__Task instructions__
Quote the whole listing verbatim.

##### Data shown #####

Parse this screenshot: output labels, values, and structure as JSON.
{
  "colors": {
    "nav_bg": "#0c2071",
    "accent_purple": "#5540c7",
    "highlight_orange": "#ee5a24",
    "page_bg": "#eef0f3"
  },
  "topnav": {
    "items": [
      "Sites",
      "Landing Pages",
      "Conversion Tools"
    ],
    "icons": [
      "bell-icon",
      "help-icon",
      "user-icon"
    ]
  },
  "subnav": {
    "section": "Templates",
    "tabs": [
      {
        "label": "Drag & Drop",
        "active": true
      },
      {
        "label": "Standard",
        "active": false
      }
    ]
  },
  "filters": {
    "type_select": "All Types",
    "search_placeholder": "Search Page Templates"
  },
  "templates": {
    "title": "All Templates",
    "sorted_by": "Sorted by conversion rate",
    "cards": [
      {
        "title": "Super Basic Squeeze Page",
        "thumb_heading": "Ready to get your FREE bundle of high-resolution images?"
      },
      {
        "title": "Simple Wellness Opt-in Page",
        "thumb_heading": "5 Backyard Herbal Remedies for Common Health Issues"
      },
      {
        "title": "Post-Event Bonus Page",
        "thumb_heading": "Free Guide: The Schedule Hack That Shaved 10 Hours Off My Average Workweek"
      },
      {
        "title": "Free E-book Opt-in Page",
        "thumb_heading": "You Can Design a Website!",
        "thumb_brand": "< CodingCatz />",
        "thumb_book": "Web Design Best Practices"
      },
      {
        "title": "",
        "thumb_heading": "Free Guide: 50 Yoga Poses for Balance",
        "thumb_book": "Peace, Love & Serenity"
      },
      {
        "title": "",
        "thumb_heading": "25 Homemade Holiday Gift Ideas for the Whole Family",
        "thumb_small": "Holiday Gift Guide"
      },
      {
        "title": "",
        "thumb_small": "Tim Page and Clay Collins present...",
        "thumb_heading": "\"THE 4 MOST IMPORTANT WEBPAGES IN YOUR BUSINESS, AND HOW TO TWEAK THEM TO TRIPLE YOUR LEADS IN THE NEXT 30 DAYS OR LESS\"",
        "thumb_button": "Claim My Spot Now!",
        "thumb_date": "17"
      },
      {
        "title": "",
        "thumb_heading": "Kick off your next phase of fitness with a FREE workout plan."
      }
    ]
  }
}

#####

__Worked answer__
Parse this screenshot: output labels, values, and structure as JSON.
{
  "colors": {
    "nav_bg": "#0c2071",
    "accent_purple": "#5540c7",
    "highlight_orange": "#ee5a24",
    "page_bg": "#eef0f3"
  },
  "topnav": {
    "items": [
      "Sites",
      "Landing Pages",
      "Conversion Tools"
    ],
    "icons": [
      "bell-icon",
      "help-icon",
      "user-icon"
    ]
  },
  "subnav": {
    "section": "Templates",
    "tabs": [
      {
        "label": "Drag & Drop",
        "active": true
      },
      {
        "label": "Standard",
        "active": false
      }
    ]
  },
  "filters": {
    "type_select": "All Types",
    "search_placeholder": "Search Page Templates"
  },
  "templates": {
    "title": "All Templates",
    "sorted_by": "Sorted by conversion rate",
    "cards": [
      {
        "title": "Super Basic Squeeze Page",
        "thumb_heading": "Ready to get your FREE bundle of high-resolution images?"
      },
      {
        "title": "Simple Wellness Opt-in Page",
        "thumb_heading": "5 Backyard Herbal Remedies for Common Health Issues"
      },
      {
        "title": "Post-Event Bonus Page",
        "thumb_heading": "Free Guide: The Schedule Hack That Shaved 10 Hours Off My Average Workweek"
      },
      {
        "title": "Free E-book Opt-in Page",
        "thumb_heading": "You Can Design a Website!",
        "thumb_brand": "< CodingCatz />",
        "thumb_book": "Web Design Best Practices"
      },
      {
        "title": "",
        "thumb_heading": "Free Guide: 50 Yoga Poses for Balance",
        "thumb_book": "Peace, Love & Serenity"
      },
      {
        "title": "",
        "thumb_heading": "25 Homemade Holiday Gift Ideas for the Whole Family",
        "thumb_small": "Holiday Gift Guide"
      },
      {
        "title": "",
        "thumb_small": "Tim Page and Clay Collins present...",
        "thumb_heading": "\"THE 4 MOST IMPORTANT WEBPAGES IN YOUR BUSINESS, AND HOW TO TWEAK THEM TO TRIPLE YOUR LEADS IN THE NEXT 30 DAYS OR LESS\"",
        "thumb_button": "Claim My Spot Now!",
        "thumb_date": "17"
      },
      {
        "title": "",
        "thumb_heading": "Kick off your next phase of fitness with a FREE workout plan."
      }
    ]
  }
}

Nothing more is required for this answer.